◆ INSTRUCTIONS TO FOLLOW ◆
Extract every line that contains the string "true".

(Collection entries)
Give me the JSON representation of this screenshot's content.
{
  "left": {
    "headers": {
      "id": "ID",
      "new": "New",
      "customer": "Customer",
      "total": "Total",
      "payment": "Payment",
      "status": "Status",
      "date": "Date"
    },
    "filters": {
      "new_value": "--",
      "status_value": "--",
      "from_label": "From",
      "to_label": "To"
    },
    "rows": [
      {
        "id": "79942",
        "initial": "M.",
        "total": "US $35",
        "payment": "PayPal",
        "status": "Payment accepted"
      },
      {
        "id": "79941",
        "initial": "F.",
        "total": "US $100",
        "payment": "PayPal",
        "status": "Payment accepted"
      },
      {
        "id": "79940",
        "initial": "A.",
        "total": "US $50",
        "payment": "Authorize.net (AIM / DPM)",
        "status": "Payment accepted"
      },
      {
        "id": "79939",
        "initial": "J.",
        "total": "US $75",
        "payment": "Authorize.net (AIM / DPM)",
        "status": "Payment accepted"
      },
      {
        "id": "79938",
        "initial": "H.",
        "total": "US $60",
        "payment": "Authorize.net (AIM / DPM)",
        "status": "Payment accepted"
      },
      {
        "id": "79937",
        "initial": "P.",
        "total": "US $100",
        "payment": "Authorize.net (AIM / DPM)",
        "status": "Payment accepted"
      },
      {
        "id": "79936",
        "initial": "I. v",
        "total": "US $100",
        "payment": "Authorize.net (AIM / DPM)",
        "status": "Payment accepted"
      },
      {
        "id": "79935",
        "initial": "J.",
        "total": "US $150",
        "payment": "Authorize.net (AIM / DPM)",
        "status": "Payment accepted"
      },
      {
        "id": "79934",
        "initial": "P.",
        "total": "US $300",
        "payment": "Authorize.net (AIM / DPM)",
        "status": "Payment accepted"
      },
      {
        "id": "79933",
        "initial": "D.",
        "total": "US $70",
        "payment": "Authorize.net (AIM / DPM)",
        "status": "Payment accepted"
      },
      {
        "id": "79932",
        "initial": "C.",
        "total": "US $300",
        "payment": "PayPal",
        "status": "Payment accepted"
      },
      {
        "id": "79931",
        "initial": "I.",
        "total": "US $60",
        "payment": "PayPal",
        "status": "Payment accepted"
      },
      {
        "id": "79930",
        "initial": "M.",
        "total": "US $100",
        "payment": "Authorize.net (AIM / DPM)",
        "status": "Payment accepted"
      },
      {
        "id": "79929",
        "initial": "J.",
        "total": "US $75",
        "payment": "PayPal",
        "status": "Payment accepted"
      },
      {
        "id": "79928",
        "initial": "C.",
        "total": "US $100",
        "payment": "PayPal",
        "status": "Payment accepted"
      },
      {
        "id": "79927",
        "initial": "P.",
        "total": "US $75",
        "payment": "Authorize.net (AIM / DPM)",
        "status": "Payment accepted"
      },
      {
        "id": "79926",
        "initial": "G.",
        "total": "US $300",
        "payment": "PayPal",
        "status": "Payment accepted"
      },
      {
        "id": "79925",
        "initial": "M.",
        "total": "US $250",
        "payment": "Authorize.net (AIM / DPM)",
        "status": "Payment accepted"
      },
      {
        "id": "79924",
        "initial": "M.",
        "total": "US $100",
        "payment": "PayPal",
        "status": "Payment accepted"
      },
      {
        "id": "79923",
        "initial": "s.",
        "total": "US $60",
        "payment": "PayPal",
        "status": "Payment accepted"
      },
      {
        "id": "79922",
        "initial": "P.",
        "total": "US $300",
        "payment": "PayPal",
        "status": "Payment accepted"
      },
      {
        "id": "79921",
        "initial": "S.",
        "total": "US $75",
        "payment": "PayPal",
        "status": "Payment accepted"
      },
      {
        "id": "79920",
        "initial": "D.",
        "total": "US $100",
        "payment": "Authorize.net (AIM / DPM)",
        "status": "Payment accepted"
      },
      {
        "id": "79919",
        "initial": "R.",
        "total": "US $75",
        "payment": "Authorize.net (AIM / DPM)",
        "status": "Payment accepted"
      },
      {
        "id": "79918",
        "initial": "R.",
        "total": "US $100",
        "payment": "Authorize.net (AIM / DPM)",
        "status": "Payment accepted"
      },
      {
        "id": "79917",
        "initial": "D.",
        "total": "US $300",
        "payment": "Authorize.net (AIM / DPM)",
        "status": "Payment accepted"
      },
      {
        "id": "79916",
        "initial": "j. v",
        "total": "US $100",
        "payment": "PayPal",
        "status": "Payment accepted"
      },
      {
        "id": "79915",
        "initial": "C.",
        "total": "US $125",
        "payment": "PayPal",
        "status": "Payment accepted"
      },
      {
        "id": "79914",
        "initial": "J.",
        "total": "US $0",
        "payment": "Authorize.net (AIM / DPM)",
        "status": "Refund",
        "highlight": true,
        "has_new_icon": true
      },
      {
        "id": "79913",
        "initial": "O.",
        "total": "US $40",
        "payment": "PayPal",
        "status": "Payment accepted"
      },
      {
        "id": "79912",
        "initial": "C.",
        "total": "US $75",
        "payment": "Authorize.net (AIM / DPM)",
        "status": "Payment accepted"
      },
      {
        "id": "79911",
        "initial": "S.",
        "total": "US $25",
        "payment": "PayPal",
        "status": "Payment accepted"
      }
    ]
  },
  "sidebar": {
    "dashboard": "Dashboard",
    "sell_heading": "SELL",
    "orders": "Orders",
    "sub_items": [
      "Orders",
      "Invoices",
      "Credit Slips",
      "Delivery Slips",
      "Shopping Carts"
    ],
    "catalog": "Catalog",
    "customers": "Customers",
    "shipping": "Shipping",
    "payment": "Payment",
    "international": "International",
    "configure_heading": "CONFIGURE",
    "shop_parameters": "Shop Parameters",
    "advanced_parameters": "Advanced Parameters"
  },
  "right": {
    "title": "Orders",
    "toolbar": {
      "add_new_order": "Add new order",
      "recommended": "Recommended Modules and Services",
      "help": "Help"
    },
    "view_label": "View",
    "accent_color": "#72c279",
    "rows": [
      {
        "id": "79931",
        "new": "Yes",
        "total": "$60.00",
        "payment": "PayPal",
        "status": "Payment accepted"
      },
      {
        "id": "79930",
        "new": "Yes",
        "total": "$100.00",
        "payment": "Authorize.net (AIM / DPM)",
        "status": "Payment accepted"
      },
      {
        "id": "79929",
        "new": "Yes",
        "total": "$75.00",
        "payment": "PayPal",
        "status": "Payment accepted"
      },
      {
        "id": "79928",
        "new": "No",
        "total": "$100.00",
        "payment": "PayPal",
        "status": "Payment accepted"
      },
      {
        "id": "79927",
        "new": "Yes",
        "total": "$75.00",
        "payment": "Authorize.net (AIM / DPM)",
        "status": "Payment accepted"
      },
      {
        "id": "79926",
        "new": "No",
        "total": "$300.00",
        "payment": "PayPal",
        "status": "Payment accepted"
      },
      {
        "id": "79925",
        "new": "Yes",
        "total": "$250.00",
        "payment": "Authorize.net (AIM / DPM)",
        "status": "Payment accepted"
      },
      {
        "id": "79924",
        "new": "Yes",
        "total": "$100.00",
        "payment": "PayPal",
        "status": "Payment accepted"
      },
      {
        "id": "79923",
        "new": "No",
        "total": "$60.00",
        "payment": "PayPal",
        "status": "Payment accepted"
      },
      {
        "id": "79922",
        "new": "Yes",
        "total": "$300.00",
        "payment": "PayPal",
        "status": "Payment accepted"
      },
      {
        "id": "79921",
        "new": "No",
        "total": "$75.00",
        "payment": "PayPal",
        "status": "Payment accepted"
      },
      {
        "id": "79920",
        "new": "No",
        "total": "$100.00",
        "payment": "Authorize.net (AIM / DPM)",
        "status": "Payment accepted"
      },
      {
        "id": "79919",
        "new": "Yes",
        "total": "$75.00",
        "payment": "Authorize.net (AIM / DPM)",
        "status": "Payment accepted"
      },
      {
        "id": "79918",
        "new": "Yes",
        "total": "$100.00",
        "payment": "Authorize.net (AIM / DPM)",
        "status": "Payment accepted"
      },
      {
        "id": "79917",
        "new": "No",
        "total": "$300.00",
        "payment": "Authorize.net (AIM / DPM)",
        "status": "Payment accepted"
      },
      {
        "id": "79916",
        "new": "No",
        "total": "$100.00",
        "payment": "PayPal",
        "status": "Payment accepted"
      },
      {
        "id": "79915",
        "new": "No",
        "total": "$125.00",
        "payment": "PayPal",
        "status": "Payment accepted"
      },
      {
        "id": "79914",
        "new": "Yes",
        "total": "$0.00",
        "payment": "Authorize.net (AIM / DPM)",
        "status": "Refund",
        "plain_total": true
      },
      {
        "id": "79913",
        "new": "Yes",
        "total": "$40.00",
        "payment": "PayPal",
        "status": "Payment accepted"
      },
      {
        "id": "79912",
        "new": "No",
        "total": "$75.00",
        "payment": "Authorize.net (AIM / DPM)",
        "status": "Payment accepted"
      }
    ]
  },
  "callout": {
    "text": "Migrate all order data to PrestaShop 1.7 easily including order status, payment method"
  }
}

◆ SOLUTION ◆
        "highlight": true,
        "has_new_icon": true
        "plain_total": true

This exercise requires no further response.